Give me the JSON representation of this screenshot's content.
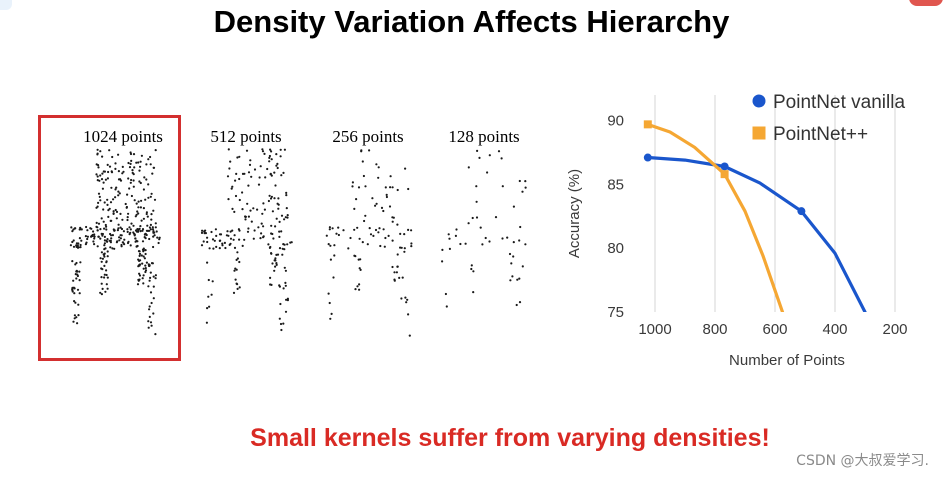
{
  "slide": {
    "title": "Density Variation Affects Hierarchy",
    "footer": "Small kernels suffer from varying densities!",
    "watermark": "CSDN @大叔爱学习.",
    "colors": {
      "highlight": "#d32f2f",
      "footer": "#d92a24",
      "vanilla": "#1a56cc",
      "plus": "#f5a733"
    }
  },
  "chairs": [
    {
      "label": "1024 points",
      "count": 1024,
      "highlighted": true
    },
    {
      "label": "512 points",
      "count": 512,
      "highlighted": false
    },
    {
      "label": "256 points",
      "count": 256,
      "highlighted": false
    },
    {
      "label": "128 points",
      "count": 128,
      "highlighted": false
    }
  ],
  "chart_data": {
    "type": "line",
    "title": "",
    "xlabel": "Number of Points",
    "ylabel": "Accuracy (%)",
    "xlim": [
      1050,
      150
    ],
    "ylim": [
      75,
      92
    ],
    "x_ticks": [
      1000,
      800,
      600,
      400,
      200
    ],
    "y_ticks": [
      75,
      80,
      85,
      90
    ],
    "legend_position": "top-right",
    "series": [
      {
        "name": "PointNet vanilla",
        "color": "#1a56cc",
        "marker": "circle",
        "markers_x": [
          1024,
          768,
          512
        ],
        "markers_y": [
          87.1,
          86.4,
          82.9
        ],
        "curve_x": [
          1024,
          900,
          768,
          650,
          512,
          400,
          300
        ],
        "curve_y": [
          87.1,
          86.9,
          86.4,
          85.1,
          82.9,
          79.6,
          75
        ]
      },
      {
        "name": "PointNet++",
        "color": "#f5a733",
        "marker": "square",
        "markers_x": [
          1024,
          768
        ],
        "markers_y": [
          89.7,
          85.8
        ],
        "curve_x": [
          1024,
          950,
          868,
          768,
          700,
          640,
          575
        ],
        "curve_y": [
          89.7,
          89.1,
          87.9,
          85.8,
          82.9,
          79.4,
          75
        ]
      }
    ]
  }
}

==

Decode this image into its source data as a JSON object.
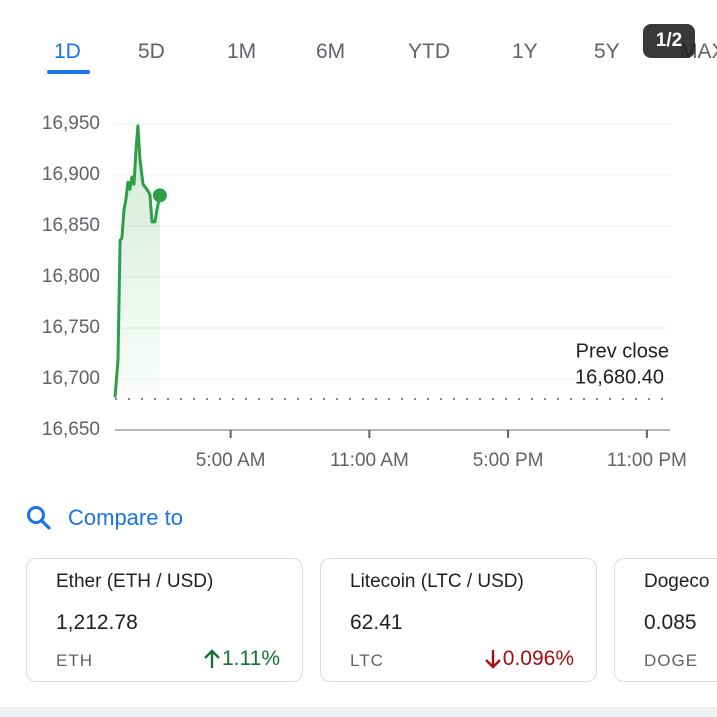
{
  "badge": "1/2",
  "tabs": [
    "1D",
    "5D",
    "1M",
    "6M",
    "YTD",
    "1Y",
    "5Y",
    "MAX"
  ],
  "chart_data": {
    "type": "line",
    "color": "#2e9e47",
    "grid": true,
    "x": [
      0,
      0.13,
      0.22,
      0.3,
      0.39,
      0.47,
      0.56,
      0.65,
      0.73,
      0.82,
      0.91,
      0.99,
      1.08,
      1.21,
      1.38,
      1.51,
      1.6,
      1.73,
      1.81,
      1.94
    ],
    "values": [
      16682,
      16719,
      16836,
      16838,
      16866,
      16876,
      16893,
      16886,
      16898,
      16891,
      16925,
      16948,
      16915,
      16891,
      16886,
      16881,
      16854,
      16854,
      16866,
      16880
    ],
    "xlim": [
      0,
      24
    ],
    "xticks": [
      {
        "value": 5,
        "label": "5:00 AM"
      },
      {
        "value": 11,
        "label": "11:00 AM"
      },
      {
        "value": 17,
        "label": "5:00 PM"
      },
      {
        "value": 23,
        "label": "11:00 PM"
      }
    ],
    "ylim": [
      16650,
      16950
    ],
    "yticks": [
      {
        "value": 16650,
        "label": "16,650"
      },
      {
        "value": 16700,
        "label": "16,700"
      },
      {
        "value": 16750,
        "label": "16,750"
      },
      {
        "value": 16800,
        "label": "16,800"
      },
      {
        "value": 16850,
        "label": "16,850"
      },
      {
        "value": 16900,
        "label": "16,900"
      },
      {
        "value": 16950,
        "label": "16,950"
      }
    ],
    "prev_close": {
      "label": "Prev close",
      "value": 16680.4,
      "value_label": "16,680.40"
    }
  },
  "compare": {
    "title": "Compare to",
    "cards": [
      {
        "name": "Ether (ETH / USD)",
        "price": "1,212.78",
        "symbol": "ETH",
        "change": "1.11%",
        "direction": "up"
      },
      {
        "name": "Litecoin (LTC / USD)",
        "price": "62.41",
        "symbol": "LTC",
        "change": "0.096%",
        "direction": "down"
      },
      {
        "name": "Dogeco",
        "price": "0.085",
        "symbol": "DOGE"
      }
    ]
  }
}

---

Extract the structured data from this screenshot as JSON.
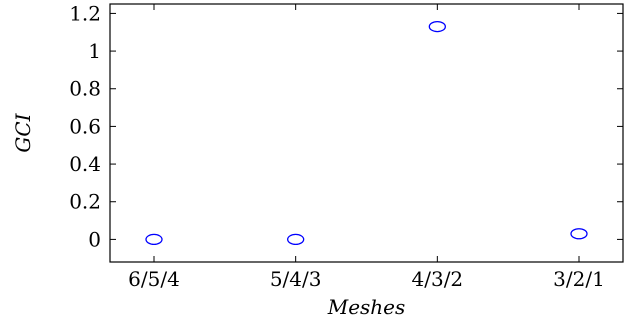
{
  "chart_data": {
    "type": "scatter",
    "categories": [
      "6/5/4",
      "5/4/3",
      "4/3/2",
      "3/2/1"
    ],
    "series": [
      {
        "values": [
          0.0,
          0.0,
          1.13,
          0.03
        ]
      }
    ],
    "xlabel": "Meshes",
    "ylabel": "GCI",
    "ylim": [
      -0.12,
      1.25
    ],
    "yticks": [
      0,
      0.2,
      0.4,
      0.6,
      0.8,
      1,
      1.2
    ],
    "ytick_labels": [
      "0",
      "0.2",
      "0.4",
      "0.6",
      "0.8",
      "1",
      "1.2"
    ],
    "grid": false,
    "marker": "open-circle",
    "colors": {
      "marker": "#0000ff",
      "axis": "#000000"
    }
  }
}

● Given exercise:
Scan the records above for the string "xlabel", then report every line that contains it.

● Task solution:
    "xlabel": "Number of Points",
    "xlabel": "Meshes",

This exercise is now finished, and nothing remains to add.